— Begin —

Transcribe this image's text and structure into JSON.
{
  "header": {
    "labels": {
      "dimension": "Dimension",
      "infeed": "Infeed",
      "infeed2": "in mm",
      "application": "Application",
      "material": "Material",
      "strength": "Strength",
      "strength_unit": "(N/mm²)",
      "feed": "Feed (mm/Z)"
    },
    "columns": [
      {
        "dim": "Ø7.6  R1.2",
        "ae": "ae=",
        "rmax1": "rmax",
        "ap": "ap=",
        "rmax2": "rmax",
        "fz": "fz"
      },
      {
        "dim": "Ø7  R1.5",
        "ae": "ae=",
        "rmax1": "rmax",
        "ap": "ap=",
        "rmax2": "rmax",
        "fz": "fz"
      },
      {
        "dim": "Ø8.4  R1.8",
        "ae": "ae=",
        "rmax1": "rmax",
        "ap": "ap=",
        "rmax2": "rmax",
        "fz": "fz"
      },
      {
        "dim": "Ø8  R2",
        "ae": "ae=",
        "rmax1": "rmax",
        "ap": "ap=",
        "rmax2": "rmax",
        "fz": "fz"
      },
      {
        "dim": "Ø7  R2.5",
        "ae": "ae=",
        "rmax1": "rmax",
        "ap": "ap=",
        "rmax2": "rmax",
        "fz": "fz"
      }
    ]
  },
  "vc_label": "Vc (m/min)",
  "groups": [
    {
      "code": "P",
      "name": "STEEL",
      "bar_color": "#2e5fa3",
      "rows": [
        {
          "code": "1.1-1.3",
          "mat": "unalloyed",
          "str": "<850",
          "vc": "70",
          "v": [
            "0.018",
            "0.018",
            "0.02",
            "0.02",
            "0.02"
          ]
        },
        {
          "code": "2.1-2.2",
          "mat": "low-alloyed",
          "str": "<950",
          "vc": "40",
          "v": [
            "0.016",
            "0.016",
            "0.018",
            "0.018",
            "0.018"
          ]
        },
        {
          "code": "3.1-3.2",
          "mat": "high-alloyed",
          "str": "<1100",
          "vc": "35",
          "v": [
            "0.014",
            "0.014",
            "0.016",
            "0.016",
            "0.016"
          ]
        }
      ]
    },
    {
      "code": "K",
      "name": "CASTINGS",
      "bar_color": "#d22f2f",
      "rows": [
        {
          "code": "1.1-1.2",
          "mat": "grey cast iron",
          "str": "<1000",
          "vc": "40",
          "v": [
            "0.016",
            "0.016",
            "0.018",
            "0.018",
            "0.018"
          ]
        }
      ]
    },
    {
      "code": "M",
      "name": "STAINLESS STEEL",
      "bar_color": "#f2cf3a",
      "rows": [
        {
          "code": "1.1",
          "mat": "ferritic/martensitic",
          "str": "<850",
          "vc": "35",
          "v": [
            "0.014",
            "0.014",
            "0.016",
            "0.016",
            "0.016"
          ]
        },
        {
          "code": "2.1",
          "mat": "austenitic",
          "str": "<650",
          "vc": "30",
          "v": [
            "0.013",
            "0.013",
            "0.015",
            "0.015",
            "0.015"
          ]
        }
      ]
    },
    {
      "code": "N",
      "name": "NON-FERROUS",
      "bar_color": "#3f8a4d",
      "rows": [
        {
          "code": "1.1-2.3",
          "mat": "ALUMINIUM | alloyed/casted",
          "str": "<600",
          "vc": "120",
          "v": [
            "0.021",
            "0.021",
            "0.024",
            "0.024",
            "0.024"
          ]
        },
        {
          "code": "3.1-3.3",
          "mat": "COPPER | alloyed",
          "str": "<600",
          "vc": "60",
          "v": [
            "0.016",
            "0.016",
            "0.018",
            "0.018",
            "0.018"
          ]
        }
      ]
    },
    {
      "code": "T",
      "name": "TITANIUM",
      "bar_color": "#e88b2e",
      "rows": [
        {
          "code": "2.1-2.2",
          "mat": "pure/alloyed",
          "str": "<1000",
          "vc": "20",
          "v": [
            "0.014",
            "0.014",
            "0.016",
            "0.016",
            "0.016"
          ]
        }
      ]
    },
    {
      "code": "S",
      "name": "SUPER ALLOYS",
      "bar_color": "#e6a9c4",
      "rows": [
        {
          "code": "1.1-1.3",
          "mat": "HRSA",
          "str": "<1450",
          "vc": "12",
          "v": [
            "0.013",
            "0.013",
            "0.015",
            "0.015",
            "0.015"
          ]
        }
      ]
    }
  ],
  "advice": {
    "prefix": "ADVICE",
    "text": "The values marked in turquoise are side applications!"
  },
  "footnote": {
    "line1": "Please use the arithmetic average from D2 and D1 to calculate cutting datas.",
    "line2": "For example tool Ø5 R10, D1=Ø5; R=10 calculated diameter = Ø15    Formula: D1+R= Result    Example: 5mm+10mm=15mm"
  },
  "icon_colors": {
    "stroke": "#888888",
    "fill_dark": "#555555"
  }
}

— End —

Reproduce all of the data exactly as given.

Transcribe this image's text and structure into JSON.
{
  "header": {
    "labels": {
      "dimension": "Dimension",
      "infeed": "Infeed",
      "infeed2": "in mm",
      "application": "Application",
      "material": "Material",
      "strength": "Strength",
      "strength_unit": "(N/mm²)",
      "feed": "Feed (mm/Z)"
    },
    "columns": [
      {
        "dim": "Ø7.6  R1.2",
        "ae": "ae=",
        "rmax1": "rmax",
        "ap": "ap=",
        "rmax2": "rmax",
        "fz": "fz"
      },
      {
        "dim": "Ø7  R1.5",
        "ae": "ae=",
        "rmax1": "rmax",
        "ap": "ap=",
        "rmax2": "rmax",
        "fz": "fz"
      },
      {
        "dim": "Ø8.4  R1.8",
        "ae": "ae=",
        "rmax1": "rmax",
        "ap": "ap=",
        "rmax2": "rmax",
        "fz": "fz"
      },
      {
        "dim": "Ø8  R2",
        "ae": "ae=",
        "rmax1": "rmax",
        "ap": "ap=",
        "rmax2": "rmax",
        "fz": "fz"
      },
      {
        "dim": "Ø7  R2.5",
        "ae": "ae=",
        "rmax1": "rmax",
        "ap": "ap=",
        "rmax2": "rmax",
        "fz": "fz"
      }
    ]
  },
  "vc_label": "Vc (m/min)",
  "groups": [
    {
      "code": "P",
      "name": "STEEL",
      "bar_color": "#2e5fa3",
      "rows": [
        {
          "code": "1.1-1.3",
          "mat": "unalloyed",
          "str": "<850",
          "vc": "70",
          "v": [
            "0.018",
            "0.018",
            "0.02",
            "0.02",
            "0.02"
          ]
        },
        {
          "code": "2.1-2.2",
          "mat": "low-alloyed",
          "str": "<950",
          "vc": "40",
          "v": [
            "0.016",
            "0.016",
            "0.018",
            "0.018",
            "0.018"
          ]
        },
        {
          "code": "3.1-3.2",
          "mat": "high-alloyed",
          "str": "<1100",
          "vc": "35",
          "v": [
            "0.014",
            "0.014",
            "0.016",
            "0.016",
            "0.016"
          ]
        }
      ]
    },
    {
      "code": "K",
      "name": "CASTINGS",
      "bar_color": "#d22f2f",
      "rows": [
        {
          "code": "1.1-1.2",
          "mat": "grey cast iron",
          "str": "<1000",
          "vc": "40",
          "v": [
            "0.016",
            "0.016",
            "0.018",
            "0.018",
            "0.018"
          ]
        }
      ]
    },
    {
      "code": "M",
      "name": "STAINLESS STEEL",
      "bar_color": "#f2cf3a",
      "rows": [
        {
          "code": "1.1",
          "mat": "ferritic/martensitic",
          "str": "<850",
          "vc": "35",
          "v": [
            "0.014",
            "0.014",
            "0.016",
            "0.016",
            "0.016"
          ]
        },
        {
          "code": "2.1",
          "mat": "austenitic",
          "str": "<650",
          "vc": "30",
          "v": [
            "0.013",
            "0.013",
            "0.015",
            "0.015",
            "0.015"
          ]
        }
      ]
    },
    {
      "code": "N",
      "name": "NON-FERROUS",
      "bar_color": "#3f8a4d",
      "rows": [
        {
          "code": "1.1-2.3",
          "mat": "ALUMINIUM | alloyed/casted",
          "str": "<600",
          "vc": "120",
          "v": [
            "0.021",
            "0.021",
            "0.024",
            "0.024",
            "0.024"
          ]
        },
        {
          "code": "3.1-3.3",
          "mat": "COPPER | alloyed",
          "str": "<600",
          "vc": "60",
          "v": [
            "0.016",
            "0.016",
            "0.018",
            "0.018",
            "0.018"
          ]
        }
      ]
    },
    {
      "code": "T",
      "name": "TITANIUM",
      "bar_color": "#e88b2e",
      "rows": [
        {
          "code": "2.1-2.2",
          "mat": "pure/alloyed",
          "str": "<1000",
          "vc": "20",
          "v": [
            "0.014",
            "0.014",
            "0.016",
            "0.016",
            "0.016"
          ]
        }
      ]
    },
    {
      "code": "S",
      "name": "SUPER ALLOYS",
      "bar_color": "#e6a9c4",
      "rows": [
        {
          "code": "1.1-1.3",
          "mat": "HRSA",
          "str": "<1450",
          "vc": "12",
          "v": [
            "0.013",
            "0.013",
            "0.015",
            "0.015",
            "0.015"
          ]
        }
      ]
    }
  ],
  "advice": {
    "prefix": "ADVICE",
    "text": "The values marked in turquoise are side applications!"
  },
  "footnote": {
    "line1": "Please use the arithmetic average from D2 and D1 to calculate cutting datas.",
    "line2": "For example tool Ø5 R10, D1=Ø5; R=10 calculated diameter = Ø15    Formula: D1+R= Result    Example: 5mm+10mm=15mm"
  },
  "icon_colors": {
    "stroke": "#888888",
    "fill_dark": "#555555"
  }
}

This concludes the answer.